Using the listing below, please gather every line containing the word "label".

(Data tied to figure images)
╭──
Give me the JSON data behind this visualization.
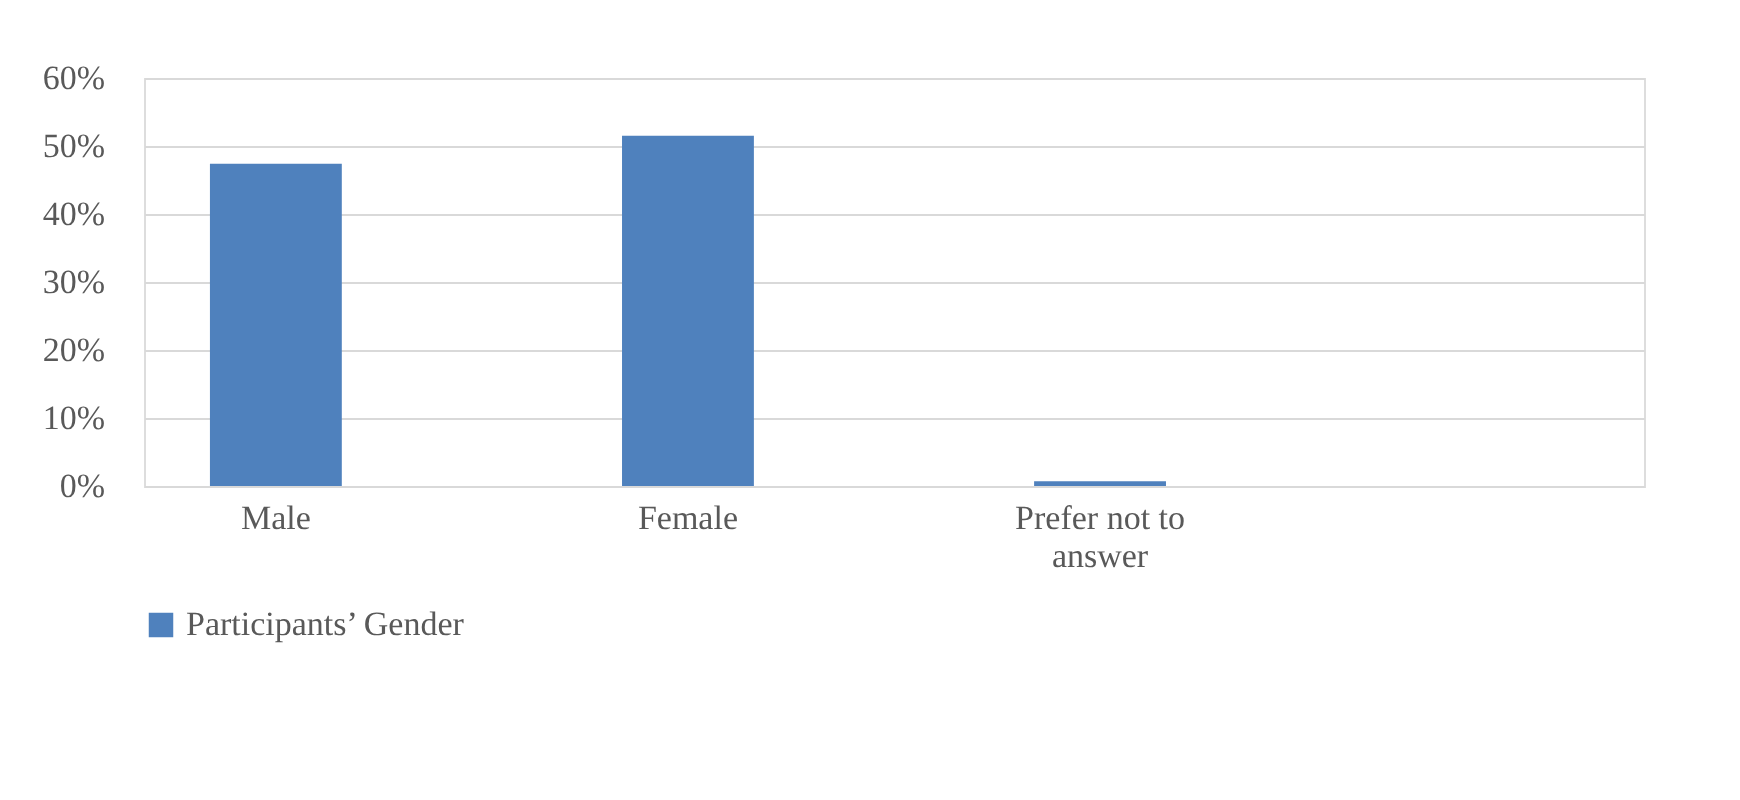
{
  "chart_data": {
    "type": "bar",
    "categories": [
      "Male",
      "Female",
      "Prefer not to answer",
      null
    ],
    "series": [
      {
        "name": "Participants’ Gender",
        "color": "#4f81bd",
        "values": [
          47.4,
          51.5,
          0.7,
          null
        ]
      }
    ],
    "ylim": [
      0,
      60
    ],
    "yticks": [
      {
        "value": 0,
        "label": "0%"
      },
      {
        "value": 10,
        "label": "10%"
      },
      {
        "value": 20,
        "label": "20%"
      },
      {
        "value": 30,
        "label": "30%"
      },
      {
        "value": 40,
        "label": "40%"
      },
      {
        "value": 50,
        "label": "50%"
      },
      {
        "value": 60,
        "label": "60%"
      }
    ],
    "grid": "y",
    "legend": "bottom"
  }
}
╰──
## Solution to the exercise
        "label": "0%"
        "label": "10%"
        "label": "20%"
        "label": "30%"
        "label": "40%"
        "label": "50%"
        "label": "60%"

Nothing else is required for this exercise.